WHAT YOU NEED TO DO: According to the article on UK death rates below, how many people per 1,000 died in Tendring in Essex last year?

QUOTED PASSAGE:
The ‘Great Replacement’ – Not A ‘Conspiracy Theory’ But A Demographic CERTAINTY

The ‘Great Replacement’ – Not A ‘Conspiracy Theory’ But A Demographic CERTAINTY

The ‘Great Replacement’ may be decried by liberals as a ‘conspiracy theory’, but a new study of the latest figures from the UK’s Office for National Statistics shows that it’s an all too real FACT nevertheless. 

 

MailOnline sifted through the Office for National Statistics data to reveal the areas with the highest death rates. The result is crystal clear confirmation of our analysis and repeated warnings about the rapid replacement of elderly, childless or single child family indigenous Brits by the UK’s young and fast-breeding immigrant population.

The Mail report names the 10 areas of the UK where the most people died last year, as well as the 10 areas with the lowest death rate.

Tendring in Essex tops the char for deaths, with the official figures revealing 15.5 people died per 1,000 people last year.

In comparison, the death rate in Tower Hamlets is nearly five times lower, with the London borough’s being just 3.5 per 1,000 people.

Tendring in Essex tops the charts as the worst offender, with official figures revealing 15.5 people died per 1,000 people last year. In comparison, the death rate in Tower Hamlets is nearly five times lower, with the London borough’s being just 3.5 per 1,000 people

The ONS figures, released today, revealed there were more than 607,000 deaths recorded across the UK in 2017.

This shows how many people die across each area, taking into account that some places have greater populations than others.

The different death rates have very little to do with health service provision, lifestyles and so on. The overwhelming cause is that some areas have much higher percentages of older or younger people.

As the Mail’s map shows, the high death rate areas are without exception in parts of the country with virtually no non-white immigration. The ten lowest death rate areas, i.e. the ones with the youngest populations, are by contrast all in inner London. That’s the part of Britain where the ‘Great Replacement’ is the furthest advanced.

What’s more, in those areas, the majority of deaths will of course still be among the elderly, who even there are still largely the last remnants of the old British working class population who dominated those parts of London until the 1960s.

What the Mail study therefore reveals is not some unexplained ‘shame’ of certain areas, but simply the fact that the native British population is imploding even as the migrant-descended population explodes. Looking at many British cities, the ‘Great Replacement’ appears to have happened already, but in fact it is still only just beginning.

RECORD EXCERPTS:

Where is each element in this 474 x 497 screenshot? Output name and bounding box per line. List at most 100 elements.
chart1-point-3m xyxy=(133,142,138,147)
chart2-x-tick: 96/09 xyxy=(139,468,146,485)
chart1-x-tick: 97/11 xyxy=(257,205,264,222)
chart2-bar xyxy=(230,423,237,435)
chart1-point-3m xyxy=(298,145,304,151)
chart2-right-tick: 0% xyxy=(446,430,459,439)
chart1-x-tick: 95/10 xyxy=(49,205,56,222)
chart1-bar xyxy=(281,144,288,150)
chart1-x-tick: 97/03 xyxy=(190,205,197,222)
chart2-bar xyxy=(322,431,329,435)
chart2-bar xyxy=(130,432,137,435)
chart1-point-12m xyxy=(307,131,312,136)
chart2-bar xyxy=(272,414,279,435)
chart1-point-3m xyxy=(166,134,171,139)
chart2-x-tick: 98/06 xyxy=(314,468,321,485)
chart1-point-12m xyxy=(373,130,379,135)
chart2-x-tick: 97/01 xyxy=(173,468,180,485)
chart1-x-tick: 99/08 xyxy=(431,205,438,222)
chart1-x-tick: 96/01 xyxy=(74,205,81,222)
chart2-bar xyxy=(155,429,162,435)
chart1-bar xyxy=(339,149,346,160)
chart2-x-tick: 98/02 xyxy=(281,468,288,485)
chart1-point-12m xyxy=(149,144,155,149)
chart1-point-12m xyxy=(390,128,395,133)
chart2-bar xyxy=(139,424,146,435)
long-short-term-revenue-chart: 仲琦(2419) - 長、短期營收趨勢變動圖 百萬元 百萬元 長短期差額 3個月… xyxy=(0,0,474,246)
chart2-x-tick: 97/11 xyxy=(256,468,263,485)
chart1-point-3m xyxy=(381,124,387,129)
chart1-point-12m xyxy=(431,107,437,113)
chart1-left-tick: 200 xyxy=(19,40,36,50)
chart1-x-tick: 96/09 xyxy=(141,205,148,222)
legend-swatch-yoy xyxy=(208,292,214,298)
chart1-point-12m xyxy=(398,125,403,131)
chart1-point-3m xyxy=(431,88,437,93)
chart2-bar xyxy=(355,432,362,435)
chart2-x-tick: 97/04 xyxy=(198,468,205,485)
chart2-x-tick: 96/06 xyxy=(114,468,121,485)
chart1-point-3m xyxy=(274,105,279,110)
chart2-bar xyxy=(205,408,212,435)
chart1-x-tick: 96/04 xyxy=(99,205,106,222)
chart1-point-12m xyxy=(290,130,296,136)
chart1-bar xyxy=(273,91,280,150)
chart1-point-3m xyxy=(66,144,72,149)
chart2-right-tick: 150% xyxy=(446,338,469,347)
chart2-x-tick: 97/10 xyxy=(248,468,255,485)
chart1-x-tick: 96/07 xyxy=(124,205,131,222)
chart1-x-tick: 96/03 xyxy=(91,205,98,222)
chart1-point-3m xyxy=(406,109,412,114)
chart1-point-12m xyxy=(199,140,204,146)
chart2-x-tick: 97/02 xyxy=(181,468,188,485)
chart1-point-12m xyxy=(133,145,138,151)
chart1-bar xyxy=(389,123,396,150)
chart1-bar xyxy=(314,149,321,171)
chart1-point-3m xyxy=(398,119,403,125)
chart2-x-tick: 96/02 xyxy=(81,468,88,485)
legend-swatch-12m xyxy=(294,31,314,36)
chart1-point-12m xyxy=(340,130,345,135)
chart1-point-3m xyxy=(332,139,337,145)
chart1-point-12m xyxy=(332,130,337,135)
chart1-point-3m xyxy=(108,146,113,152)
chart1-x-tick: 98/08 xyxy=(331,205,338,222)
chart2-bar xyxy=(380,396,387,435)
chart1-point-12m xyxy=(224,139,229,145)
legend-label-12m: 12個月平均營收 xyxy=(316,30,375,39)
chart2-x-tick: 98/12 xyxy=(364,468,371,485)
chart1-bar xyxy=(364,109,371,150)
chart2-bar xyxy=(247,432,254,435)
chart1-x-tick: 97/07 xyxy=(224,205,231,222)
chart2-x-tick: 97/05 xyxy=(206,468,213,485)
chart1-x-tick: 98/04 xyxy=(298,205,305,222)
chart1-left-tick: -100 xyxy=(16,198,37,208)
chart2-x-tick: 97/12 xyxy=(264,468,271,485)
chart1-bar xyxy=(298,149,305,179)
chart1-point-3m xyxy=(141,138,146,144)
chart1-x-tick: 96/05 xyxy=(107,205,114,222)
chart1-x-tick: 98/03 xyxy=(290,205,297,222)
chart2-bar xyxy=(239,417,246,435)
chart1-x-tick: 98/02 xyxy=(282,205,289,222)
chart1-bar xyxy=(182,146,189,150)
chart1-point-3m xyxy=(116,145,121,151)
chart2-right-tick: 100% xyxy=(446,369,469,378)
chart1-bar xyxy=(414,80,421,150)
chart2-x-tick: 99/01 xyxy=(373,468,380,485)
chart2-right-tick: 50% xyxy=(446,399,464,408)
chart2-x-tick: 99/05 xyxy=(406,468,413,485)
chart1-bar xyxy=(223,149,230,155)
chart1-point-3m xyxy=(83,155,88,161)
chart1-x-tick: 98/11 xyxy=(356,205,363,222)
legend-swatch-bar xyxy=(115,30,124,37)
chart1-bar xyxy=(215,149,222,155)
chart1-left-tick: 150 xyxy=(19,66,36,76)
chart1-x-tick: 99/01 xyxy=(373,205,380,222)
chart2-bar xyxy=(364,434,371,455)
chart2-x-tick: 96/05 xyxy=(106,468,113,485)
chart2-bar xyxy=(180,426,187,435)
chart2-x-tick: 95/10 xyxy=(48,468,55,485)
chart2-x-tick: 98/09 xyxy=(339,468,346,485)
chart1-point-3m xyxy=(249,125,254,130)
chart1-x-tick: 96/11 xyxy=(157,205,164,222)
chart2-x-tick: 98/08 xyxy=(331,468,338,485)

RESULT FOR THIS EXERCISE: 15.5 per 1,000 people.